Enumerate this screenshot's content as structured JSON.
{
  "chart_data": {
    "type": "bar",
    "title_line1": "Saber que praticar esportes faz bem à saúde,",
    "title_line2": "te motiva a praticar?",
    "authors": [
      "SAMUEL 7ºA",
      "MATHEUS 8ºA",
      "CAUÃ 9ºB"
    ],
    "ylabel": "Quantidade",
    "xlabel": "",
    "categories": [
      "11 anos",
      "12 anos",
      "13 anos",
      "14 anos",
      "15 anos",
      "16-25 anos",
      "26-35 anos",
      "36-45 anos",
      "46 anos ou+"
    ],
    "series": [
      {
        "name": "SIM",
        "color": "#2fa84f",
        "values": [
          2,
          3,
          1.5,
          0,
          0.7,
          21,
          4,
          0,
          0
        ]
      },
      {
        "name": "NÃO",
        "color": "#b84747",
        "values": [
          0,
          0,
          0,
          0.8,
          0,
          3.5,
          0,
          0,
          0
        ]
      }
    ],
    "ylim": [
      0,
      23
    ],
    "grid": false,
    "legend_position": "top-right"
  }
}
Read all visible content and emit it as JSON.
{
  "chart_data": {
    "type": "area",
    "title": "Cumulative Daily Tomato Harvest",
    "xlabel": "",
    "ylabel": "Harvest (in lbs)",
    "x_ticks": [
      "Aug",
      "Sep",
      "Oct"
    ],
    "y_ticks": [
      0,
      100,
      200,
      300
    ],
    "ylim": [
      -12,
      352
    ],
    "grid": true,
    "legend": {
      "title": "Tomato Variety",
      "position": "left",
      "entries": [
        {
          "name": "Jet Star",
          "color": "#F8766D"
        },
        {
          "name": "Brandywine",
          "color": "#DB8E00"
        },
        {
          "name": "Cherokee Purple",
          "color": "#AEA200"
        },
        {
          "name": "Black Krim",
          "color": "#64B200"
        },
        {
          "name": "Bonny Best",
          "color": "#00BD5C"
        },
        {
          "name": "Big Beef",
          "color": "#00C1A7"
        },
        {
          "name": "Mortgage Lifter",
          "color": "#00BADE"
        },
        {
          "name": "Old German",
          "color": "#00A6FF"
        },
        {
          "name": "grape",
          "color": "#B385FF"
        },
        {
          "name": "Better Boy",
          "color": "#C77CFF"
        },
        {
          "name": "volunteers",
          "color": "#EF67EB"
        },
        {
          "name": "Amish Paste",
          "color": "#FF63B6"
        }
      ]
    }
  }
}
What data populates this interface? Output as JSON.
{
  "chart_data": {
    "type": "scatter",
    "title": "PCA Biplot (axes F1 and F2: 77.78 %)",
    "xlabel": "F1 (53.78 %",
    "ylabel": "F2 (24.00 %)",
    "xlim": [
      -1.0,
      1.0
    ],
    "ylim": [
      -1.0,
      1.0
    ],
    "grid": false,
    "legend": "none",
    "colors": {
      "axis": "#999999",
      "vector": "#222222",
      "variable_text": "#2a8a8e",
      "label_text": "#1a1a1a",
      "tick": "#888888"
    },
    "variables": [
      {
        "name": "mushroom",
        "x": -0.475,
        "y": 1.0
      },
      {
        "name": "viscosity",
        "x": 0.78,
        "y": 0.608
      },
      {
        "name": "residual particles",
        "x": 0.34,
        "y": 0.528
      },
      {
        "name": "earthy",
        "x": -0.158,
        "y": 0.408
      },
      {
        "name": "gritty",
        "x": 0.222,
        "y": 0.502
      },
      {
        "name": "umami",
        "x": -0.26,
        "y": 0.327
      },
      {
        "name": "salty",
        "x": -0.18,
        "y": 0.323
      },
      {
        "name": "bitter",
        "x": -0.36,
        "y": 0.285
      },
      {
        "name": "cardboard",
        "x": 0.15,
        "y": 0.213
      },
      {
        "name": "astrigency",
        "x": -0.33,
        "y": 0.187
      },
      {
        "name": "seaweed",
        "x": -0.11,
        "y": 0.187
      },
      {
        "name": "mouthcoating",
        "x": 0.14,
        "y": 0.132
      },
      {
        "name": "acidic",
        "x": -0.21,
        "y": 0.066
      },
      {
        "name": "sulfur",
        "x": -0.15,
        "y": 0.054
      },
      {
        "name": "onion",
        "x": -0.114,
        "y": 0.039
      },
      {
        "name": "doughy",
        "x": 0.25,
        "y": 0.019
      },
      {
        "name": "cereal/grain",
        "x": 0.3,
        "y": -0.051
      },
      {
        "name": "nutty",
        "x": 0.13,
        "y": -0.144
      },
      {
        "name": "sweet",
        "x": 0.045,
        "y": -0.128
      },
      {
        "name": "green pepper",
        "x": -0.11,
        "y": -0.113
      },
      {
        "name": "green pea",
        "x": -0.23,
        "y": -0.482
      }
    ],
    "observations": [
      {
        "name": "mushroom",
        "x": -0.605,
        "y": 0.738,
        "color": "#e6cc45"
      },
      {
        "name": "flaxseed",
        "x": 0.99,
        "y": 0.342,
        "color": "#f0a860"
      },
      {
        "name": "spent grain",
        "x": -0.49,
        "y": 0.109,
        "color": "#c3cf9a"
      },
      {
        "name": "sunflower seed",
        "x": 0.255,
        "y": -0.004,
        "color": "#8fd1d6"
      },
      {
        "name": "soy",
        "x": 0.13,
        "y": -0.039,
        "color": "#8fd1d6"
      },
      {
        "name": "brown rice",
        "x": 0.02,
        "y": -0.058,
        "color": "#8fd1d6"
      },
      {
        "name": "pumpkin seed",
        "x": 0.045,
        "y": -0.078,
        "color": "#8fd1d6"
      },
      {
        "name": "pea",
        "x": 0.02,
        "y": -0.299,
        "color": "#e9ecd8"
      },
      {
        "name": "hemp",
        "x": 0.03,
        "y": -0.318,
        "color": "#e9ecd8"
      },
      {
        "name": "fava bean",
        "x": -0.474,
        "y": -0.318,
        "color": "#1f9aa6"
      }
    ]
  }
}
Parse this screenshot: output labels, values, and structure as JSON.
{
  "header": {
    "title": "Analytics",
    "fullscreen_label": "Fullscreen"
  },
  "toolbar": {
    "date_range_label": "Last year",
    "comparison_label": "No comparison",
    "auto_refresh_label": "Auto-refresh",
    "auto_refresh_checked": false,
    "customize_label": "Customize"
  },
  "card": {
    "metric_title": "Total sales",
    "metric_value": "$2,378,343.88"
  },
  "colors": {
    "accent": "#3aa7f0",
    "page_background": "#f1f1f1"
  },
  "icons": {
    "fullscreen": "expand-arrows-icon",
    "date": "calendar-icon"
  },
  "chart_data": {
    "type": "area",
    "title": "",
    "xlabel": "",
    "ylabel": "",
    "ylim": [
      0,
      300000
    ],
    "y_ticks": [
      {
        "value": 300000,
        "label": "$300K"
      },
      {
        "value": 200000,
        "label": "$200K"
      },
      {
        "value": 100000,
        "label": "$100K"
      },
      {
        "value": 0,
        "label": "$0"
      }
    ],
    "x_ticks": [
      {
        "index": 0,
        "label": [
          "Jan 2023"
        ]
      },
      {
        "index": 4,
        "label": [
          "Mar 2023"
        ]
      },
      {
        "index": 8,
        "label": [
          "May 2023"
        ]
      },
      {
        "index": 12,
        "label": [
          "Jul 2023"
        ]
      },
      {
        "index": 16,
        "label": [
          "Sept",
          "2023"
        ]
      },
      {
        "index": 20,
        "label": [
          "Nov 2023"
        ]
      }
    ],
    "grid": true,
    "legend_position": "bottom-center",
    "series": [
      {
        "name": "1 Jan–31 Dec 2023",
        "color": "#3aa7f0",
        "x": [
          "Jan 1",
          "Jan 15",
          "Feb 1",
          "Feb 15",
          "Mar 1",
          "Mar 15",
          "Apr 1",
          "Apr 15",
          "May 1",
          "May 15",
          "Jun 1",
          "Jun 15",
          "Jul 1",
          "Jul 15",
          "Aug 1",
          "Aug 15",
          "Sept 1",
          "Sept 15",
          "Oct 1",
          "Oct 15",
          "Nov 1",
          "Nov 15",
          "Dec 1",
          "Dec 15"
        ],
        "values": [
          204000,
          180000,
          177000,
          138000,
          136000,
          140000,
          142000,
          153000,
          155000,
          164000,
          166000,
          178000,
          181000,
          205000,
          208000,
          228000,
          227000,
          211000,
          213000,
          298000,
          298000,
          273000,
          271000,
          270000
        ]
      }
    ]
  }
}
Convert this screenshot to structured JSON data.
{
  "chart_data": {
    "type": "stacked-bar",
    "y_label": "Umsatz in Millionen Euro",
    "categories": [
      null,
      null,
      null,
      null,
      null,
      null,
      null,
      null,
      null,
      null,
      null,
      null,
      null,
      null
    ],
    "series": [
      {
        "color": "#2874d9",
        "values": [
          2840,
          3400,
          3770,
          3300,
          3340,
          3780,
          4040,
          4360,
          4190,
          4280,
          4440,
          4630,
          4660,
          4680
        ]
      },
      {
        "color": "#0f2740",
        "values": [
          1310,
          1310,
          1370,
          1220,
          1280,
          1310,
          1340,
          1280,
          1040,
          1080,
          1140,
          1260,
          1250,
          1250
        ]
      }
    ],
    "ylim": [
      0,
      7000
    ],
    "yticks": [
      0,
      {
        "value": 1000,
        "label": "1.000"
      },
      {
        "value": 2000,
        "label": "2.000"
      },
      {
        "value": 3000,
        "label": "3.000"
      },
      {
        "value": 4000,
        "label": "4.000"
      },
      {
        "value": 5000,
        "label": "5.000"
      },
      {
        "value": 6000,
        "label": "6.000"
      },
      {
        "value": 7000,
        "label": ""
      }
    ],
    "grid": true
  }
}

============

DO THIS: In the entries above, find each line with the word "structured" and show it.

PROBLEM SOLUTION:
Enumerate this screenshot's content as structured JSON.
Convert this screenshot to structured JSON data.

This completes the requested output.